Set problem: Pick every line with "Layer" from the material below.

##############################

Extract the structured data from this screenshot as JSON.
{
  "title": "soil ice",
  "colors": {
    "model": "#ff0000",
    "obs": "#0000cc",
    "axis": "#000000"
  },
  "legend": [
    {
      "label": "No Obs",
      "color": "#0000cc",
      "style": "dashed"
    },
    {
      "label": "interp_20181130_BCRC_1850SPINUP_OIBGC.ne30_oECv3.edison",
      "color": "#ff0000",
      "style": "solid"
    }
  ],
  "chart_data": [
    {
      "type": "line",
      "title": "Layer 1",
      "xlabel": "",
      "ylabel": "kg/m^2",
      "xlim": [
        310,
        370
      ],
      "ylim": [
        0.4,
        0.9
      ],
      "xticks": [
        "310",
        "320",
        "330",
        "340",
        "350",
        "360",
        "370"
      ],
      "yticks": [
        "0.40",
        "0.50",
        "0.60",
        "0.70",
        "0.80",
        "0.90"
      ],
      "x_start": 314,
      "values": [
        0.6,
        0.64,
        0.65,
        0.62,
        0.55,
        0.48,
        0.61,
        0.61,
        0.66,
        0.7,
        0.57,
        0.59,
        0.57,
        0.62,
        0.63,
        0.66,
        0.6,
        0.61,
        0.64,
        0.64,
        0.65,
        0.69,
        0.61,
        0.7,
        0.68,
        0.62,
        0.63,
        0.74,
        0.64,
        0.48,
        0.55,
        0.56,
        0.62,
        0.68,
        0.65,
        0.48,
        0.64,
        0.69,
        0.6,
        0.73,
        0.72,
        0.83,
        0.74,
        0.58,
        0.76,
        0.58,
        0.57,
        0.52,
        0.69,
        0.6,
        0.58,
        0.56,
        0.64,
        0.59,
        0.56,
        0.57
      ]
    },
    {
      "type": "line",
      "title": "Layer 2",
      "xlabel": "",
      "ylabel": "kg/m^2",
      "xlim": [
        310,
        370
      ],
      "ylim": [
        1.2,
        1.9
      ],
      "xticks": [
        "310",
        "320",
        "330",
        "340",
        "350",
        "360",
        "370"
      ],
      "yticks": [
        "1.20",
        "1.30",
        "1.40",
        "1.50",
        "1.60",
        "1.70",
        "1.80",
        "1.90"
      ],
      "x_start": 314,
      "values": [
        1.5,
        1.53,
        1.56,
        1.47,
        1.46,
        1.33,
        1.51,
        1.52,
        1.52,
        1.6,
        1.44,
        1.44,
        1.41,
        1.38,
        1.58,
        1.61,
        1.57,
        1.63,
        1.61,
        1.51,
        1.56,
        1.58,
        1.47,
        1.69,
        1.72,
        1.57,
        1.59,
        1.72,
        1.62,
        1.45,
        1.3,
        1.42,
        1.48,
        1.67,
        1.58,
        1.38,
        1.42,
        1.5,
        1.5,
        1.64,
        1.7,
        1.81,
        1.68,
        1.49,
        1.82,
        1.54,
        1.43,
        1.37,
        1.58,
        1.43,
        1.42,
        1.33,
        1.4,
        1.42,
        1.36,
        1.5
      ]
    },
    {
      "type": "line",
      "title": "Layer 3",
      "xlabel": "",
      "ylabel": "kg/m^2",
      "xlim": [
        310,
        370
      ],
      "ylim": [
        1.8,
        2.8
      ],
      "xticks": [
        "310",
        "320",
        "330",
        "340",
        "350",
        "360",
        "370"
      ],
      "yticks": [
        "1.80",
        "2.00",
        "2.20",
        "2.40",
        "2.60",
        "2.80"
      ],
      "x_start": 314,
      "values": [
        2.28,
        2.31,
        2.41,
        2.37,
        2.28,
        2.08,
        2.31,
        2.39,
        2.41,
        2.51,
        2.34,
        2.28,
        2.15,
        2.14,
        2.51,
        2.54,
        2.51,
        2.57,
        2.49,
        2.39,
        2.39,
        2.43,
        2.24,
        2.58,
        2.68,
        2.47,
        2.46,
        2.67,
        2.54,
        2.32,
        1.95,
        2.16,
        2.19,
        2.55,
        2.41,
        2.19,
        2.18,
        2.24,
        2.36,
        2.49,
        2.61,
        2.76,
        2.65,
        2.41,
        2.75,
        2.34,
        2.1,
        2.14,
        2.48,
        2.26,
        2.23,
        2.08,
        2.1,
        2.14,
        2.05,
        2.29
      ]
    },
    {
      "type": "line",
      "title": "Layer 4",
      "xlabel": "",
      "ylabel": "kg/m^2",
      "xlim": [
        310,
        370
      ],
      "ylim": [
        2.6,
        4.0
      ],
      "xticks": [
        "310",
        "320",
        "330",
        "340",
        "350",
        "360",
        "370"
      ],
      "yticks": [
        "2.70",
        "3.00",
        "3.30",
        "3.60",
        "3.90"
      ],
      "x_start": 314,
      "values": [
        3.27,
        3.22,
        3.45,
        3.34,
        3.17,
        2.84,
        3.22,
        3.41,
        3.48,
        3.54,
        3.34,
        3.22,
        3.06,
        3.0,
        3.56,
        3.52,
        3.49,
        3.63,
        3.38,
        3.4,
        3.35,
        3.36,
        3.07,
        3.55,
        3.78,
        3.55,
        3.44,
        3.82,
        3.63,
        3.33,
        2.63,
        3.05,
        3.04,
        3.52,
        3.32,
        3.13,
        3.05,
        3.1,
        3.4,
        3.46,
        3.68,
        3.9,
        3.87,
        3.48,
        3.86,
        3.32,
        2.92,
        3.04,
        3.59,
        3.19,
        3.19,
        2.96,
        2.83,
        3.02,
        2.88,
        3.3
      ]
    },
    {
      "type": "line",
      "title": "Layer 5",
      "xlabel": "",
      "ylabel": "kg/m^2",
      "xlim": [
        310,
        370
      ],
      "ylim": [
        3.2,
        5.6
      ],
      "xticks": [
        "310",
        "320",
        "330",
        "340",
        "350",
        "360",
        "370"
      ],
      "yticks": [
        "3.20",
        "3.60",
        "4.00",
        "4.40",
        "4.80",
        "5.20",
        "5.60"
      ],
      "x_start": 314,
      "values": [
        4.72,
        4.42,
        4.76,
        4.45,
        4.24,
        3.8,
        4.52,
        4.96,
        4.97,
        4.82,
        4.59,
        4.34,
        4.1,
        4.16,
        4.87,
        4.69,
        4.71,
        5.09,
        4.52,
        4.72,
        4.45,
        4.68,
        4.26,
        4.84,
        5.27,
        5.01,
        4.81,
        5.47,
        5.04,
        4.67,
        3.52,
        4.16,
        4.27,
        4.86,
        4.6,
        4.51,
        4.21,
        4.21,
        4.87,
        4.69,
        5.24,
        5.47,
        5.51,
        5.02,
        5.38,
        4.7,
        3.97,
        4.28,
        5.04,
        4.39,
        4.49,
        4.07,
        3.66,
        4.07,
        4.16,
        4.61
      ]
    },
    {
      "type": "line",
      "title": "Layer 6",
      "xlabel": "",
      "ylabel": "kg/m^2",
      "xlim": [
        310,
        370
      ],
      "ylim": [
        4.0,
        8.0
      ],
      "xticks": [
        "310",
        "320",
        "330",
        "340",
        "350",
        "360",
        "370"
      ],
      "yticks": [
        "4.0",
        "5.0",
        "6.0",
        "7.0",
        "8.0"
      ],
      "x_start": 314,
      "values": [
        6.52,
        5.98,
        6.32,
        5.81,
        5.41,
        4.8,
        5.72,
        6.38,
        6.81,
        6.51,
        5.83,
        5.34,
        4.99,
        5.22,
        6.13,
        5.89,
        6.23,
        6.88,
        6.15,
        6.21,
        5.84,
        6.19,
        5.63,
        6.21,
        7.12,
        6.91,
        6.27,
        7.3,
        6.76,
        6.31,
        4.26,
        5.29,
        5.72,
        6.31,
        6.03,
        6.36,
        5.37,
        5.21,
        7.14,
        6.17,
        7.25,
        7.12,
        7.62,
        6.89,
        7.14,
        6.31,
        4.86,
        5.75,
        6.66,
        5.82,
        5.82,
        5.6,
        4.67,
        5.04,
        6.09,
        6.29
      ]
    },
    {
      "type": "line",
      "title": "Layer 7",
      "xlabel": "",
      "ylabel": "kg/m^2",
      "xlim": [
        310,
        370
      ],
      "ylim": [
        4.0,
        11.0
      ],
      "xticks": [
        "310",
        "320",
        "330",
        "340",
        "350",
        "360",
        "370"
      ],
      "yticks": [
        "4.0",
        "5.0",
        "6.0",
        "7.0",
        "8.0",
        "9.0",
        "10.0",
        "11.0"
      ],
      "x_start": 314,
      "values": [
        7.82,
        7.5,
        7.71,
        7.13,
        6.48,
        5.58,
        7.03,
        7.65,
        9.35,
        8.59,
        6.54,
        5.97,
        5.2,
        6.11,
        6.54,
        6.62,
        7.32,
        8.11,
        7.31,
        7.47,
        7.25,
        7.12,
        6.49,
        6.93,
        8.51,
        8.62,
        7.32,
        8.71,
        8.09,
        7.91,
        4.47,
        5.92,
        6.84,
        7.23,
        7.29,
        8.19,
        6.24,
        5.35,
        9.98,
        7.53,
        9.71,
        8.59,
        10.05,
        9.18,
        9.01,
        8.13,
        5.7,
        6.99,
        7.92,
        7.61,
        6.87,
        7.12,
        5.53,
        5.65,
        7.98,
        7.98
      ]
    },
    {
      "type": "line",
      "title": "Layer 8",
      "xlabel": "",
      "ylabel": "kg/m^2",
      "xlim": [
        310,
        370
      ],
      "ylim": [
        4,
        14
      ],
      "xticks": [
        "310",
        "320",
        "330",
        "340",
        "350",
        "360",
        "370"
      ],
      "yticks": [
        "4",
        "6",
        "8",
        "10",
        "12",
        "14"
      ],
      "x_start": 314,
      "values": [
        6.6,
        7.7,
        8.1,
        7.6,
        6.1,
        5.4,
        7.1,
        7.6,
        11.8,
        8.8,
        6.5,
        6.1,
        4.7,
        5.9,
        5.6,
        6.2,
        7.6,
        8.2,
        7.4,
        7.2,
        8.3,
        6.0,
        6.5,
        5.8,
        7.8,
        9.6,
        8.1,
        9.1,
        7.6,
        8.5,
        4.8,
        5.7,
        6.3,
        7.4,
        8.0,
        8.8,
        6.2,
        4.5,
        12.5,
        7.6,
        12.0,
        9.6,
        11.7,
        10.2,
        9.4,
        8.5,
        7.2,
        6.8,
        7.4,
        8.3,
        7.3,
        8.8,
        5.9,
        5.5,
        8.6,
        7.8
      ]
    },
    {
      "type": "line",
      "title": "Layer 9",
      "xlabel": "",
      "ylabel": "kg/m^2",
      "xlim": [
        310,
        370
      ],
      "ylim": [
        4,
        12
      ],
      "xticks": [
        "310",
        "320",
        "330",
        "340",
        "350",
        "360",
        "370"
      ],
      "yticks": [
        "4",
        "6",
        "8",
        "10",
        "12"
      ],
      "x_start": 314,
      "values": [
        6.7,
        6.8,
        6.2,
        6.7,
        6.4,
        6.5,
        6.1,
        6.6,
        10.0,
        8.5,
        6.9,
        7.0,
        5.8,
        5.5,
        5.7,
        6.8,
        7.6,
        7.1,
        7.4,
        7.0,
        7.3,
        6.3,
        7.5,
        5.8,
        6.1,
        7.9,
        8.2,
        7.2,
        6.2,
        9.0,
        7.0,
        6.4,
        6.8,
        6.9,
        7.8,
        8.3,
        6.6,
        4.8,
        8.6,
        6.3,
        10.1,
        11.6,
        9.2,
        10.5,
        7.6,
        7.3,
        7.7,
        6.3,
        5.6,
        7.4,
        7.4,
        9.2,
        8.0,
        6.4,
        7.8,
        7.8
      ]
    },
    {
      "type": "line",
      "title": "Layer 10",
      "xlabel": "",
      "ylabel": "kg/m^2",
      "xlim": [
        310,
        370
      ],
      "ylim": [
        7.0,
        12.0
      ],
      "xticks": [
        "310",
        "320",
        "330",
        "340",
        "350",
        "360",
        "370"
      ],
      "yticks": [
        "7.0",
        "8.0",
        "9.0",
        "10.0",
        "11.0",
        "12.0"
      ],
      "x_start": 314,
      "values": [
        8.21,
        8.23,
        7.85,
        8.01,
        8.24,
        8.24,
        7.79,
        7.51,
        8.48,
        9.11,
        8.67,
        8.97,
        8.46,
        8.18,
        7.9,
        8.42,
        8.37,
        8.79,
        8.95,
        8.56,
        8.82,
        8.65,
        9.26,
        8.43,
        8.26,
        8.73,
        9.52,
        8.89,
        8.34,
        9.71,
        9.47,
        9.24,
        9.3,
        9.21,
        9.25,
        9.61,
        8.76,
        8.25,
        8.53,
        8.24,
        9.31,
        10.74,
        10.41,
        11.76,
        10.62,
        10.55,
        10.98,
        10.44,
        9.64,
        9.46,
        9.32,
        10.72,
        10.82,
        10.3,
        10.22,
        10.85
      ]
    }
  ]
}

##############################

Correct response:
      "title": "Layer 1",
      "title": "Layer 2",
      "title": "Layer 3",
      "title": "Layer 4",
      "title": "Layer 5",
      "title": "Layer 6",
      "title": "Layer 7",
      "title": "Layer 8",
      "title": "Layer 9",
      "title": "Layer 10",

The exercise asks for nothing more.